DIRECTIVE 1:
Reproduce the stretch of the records below from their first line through the line containing "close-price-bar — [2129, 218, 2146, 932]", keeping both ends.

PASSAGE SHOWN:
<<<<

Monday, February 17, 2014
Construction of Gendered Realities through Cinema - Shyam Nair (1324110)
Immanuel Kant suggested a radical notion of the dichotomy of reality in his work on transcendental aesthetics. According to Kant we can never experience reality, rather we have access only to our perception of reality. Kant followed Hume in believing that man’s ‘knowledge’ is necessarily limited and distorted, because it is mediated by the senses
The dichotomy that this understanding generates is that between “Phenomena” (which constitute the immanent world of common experience) and “Noumena” (which constitute a transcendental world to which we have no empirical access, which is reality.) The dichotomy is of importance to the study of the construction gender in a phallogocentric system of meaning making.
Cinema is a medium that has had a stronghold over the Indian population for the longest time. This visual medium surrounds individuals and create a unified common experience of the world, which becomes the perspective lens that people use to view reality.
The male language that structures cinema will be studied in detail in this paper through a critical analysis of the Malayalam movie Pokkiri Raja directed by Vyshak. The reason for the selection of this movie is because of the evident nature of the construction of gender power asymmetry in the movie and due to the popularity it enjoyed. The movie was a blockbuster in 2010 and has been dubbed to Tamil (Raja Pokiri Raja) and remade in Hindi (Boss).
The paper will conduct an in depth analysis of the scenes where the female lead appears in the film and study the manner in which the woman has been objectified by this medium of communication.
Jacques Lacan in ‘The Mirror Stage as Formative of the Function I’ suggests that a child undergoes a process of identification during the Imaginary stage, which transfers her/him from the Real to the Symbolic. The Gaze is a psychoanalytical term to describe the anxious state that comes with the awareness that one can be viewed. The psychological effect is that the subject loses a degree of autonomy upon realizing that he or she is a visible object.
The Symbolic Order is phallocentric and hence the gaze that constructs the individual is the male gaze and the female gaze is negated. In her 1975 essay, "Visual Pleasure and Narrative Cinema", Laura Mulvey introduced the second-wave feminist concept of "male gaze" as a feature of gender power asymmetry in film. Mulvey stated that women were objectified in film because heterosexual men were in control of the camera.

>>>>

DIRECTIVE 2:
Write out the stretch of the essay on gender in cinema above from "The male language" through "medium of communication.", word for word.

LISTED RECORDS:
<<<<

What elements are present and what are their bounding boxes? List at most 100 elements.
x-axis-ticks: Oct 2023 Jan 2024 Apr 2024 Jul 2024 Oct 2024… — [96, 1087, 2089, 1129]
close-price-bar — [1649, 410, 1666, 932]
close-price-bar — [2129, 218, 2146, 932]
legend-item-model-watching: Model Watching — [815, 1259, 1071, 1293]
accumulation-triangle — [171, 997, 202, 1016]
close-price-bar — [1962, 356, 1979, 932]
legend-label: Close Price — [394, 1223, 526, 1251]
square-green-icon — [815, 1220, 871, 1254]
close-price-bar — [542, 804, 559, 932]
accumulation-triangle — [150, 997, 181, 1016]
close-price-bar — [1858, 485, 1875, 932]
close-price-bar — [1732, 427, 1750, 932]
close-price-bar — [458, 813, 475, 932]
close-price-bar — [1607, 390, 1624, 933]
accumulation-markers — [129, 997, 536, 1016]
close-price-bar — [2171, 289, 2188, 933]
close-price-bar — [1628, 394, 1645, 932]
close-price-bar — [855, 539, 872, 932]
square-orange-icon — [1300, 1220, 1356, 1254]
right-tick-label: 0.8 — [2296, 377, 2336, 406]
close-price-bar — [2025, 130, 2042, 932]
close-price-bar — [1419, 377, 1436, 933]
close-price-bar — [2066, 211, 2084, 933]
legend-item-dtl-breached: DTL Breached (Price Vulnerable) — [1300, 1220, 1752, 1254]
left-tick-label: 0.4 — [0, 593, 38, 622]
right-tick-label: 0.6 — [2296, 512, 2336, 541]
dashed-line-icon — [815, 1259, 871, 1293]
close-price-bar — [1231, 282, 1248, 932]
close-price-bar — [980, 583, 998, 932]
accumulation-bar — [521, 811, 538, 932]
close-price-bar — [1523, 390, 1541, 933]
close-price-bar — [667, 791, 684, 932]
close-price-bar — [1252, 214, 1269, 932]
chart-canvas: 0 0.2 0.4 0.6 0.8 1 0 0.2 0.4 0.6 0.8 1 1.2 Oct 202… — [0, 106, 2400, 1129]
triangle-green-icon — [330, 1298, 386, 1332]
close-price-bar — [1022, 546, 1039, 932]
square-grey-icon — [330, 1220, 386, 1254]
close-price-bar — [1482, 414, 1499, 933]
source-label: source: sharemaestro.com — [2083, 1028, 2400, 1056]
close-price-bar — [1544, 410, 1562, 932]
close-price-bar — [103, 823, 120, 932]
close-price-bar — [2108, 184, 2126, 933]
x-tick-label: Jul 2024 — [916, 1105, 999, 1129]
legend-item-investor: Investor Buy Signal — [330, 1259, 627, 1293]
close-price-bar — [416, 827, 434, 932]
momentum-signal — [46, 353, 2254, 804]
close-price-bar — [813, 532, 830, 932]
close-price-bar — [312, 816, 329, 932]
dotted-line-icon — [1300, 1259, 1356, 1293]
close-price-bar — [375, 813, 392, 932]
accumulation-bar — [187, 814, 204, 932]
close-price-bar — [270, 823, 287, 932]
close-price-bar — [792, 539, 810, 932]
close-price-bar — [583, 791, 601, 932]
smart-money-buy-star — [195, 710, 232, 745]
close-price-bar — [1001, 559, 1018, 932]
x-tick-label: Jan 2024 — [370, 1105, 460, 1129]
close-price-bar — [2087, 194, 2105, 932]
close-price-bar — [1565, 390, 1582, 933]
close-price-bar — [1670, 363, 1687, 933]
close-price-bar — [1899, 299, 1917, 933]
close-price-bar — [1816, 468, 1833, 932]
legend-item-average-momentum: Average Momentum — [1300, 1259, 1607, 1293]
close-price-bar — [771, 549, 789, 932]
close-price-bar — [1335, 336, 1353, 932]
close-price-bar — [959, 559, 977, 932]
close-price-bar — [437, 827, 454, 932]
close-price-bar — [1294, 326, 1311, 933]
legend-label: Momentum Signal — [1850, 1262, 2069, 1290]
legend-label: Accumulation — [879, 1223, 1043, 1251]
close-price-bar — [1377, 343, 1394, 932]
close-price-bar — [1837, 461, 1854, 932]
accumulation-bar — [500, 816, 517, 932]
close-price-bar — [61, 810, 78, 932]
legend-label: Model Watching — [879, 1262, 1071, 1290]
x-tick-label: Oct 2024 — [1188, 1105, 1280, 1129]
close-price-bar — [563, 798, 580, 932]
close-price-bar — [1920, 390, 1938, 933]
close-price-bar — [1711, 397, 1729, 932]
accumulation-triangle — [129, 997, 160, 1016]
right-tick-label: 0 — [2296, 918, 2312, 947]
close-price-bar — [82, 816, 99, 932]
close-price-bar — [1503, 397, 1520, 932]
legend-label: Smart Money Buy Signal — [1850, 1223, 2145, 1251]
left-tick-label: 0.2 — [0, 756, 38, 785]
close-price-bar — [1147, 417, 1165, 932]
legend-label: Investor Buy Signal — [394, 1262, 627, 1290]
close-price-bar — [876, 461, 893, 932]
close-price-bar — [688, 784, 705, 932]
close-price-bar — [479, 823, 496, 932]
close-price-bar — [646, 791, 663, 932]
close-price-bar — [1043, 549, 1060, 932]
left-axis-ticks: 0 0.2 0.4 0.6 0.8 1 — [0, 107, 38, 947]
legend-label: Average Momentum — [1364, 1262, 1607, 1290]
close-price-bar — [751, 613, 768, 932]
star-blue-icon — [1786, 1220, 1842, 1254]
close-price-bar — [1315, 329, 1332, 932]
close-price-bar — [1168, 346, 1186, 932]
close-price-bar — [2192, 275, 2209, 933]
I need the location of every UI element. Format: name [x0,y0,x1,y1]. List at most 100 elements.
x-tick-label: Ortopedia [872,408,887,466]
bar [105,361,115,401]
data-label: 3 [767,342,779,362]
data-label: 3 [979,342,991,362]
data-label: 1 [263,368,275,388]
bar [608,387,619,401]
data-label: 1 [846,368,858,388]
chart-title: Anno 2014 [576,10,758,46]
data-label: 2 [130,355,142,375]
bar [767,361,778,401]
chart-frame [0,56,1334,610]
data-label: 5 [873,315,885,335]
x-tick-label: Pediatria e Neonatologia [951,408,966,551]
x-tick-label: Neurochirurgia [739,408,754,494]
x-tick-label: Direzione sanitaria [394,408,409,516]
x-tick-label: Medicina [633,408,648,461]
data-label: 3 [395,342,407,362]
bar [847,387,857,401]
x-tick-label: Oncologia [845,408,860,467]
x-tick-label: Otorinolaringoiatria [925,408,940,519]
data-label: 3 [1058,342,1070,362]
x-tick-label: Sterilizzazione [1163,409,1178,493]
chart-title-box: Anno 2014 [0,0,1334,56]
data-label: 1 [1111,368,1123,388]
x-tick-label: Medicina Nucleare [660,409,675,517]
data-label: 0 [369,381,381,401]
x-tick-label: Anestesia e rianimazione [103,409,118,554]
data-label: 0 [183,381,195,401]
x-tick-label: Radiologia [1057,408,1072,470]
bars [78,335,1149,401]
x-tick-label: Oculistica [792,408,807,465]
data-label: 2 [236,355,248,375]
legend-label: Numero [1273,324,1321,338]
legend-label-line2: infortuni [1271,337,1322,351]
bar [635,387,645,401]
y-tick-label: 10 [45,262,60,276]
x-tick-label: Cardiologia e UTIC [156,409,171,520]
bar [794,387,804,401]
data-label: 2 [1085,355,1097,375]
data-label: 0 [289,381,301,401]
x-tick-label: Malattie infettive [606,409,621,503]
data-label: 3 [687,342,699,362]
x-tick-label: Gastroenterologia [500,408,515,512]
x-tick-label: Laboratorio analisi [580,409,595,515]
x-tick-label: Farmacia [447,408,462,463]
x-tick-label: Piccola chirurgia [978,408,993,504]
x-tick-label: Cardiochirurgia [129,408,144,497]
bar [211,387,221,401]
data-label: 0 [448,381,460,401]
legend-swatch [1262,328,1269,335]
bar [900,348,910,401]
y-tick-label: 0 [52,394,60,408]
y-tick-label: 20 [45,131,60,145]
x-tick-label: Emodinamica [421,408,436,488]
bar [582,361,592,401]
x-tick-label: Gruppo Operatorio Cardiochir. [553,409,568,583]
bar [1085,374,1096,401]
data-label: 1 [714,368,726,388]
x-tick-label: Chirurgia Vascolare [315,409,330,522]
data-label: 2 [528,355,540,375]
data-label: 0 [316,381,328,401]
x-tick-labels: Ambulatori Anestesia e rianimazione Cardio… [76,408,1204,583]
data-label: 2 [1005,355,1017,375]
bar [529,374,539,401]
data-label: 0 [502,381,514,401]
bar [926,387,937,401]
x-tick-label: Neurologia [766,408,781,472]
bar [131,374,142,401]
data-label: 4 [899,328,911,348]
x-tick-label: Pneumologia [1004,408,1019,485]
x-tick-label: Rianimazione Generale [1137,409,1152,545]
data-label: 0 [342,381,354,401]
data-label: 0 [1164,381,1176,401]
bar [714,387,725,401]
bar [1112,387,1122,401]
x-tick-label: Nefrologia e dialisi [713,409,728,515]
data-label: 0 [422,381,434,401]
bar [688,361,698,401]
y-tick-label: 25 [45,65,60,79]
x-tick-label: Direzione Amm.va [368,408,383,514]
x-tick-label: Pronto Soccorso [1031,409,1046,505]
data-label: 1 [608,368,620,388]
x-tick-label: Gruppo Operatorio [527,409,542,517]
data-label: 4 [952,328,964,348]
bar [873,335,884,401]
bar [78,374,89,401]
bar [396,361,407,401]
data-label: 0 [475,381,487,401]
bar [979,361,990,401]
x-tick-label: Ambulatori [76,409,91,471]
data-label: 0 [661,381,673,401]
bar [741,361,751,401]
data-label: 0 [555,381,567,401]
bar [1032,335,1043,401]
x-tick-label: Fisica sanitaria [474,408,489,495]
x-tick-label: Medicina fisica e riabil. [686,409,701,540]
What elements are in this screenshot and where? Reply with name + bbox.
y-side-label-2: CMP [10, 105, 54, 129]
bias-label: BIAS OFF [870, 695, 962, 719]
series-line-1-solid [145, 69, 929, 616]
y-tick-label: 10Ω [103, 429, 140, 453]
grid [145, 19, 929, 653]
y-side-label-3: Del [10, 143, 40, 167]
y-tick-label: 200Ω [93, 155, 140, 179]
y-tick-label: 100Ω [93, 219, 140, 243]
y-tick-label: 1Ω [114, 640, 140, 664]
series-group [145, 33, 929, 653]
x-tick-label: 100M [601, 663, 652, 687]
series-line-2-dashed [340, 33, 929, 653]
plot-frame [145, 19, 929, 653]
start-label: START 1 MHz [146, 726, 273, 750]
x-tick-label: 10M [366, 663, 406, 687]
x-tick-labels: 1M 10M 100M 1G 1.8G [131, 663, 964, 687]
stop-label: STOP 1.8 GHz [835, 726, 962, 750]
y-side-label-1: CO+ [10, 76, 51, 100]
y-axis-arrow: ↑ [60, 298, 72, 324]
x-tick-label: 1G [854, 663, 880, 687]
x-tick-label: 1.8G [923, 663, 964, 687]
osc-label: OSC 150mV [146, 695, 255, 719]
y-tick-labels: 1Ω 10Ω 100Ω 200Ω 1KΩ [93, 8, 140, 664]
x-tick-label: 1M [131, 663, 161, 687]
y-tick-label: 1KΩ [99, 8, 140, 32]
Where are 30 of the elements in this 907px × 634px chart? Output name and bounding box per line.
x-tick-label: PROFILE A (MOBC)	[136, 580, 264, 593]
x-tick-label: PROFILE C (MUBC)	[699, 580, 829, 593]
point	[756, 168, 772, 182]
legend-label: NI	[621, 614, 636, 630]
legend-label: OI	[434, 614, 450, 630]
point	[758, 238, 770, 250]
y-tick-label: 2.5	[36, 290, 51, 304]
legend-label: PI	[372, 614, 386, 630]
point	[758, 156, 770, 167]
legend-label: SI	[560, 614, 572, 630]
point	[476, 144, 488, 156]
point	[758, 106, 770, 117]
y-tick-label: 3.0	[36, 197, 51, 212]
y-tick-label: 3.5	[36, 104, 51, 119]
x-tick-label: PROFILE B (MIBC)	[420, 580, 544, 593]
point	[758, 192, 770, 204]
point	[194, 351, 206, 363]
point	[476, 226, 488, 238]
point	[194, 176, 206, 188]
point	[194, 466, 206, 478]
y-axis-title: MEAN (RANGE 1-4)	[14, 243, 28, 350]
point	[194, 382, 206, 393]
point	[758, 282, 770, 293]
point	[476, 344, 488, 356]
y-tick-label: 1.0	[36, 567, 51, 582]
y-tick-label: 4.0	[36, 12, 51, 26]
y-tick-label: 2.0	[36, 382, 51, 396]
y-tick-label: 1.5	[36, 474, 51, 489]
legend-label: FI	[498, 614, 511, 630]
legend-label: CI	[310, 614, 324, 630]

>>>>

TASK RESULT 1:
What elements are present and what are their bounding boxes? List at most 100 elements.
x-axis-ticks: Oct 2023 Jan 2024 Apr 2024 Jul 2024 Oct 2024… — [96, 1087, 2089, 1129]
close-price-bar — [1649, 410, 1666, 932]
close-price-bar — [2129, 218, 2146, 932]

TASK RESULT 2:
The male language that structures cinema will be studied in detail in this paper through a critical analysis of the Malayalam movie Pokkiri Raja directed by Vyshak. The reason for the selection of this movie is because of the evident nature of the construction of gender power asymmetry in the movie and due to the popularity it enjoyed. The movie was a blockbuster in 2010 and has been dubbed to Tamil (Raja Pokiri Raja) and remade in Hindi (Boss).
The paper will conduct an in depth analysis of the scenes where the female lead appears in the film and study the manner in which the woman has been objectified by this medium of communication.